Return the count of lines with the string "Athletic" in them, and nothing else.

[Dataset entries]
______________________________

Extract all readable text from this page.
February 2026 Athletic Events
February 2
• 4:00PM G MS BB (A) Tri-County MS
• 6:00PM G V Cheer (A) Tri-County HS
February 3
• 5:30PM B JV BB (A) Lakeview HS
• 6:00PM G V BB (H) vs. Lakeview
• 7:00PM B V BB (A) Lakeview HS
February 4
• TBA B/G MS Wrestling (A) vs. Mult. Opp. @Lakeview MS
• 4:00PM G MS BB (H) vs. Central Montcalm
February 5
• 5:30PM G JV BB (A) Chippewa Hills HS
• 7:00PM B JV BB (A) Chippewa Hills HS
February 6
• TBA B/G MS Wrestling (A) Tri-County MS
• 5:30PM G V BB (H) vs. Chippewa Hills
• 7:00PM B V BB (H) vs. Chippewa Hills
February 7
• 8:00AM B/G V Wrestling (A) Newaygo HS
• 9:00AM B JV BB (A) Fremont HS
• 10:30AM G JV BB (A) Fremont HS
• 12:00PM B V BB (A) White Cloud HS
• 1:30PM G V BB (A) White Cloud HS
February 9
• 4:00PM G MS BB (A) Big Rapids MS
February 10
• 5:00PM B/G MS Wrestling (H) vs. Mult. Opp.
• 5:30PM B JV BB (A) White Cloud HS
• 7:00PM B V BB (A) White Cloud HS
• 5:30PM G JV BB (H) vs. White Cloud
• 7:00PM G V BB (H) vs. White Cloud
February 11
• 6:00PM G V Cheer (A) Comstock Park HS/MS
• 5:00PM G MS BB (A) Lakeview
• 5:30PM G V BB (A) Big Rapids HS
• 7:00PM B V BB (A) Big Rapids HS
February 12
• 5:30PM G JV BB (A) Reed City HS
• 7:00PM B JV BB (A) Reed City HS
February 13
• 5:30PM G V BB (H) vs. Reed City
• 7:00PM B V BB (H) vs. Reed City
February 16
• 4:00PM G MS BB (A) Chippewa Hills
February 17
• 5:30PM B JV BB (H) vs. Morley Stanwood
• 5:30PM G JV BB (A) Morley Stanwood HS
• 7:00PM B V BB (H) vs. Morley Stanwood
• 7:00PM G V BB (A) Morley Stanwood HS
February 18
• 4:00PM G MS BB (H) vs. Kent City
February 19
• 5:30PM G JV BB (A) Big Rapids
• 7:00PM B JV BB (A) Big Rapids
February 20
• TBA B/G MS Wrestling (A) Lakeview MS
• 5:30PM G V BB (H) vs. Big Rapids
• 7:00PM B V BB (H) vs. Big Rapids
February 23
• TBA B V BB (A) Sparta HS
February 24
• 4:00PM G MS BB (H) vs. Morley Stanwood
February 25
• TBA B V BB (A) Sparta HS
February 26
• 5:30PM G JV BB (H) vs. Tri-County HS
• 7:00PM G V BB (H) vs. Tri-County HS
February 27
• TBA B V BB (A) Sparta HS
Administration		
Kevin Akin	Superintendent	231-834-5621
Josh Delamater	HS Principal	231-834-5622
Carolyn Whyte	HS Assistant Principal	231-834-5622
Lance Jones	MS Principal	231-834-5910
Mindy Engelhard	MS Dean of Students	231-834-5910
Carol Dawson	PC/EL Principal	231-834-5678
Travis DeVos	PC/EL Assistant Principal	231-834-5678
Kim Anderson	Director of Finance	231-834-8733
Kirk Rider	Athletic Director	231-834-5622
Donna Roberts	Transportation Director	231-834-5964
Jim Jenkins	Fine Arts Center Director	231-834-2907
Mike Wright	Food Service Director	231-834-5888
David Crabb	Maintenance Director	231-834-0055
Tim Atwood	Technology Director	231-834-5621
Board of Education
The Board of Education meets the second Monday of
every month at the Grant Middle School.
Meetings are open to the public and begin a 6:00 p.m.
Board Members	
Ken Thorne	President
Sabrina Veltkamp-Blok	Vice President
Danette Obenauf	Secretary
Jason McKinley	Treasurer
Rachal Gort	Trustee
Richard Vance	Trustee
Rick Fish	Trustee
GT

______________________________

> **The completed task**: 2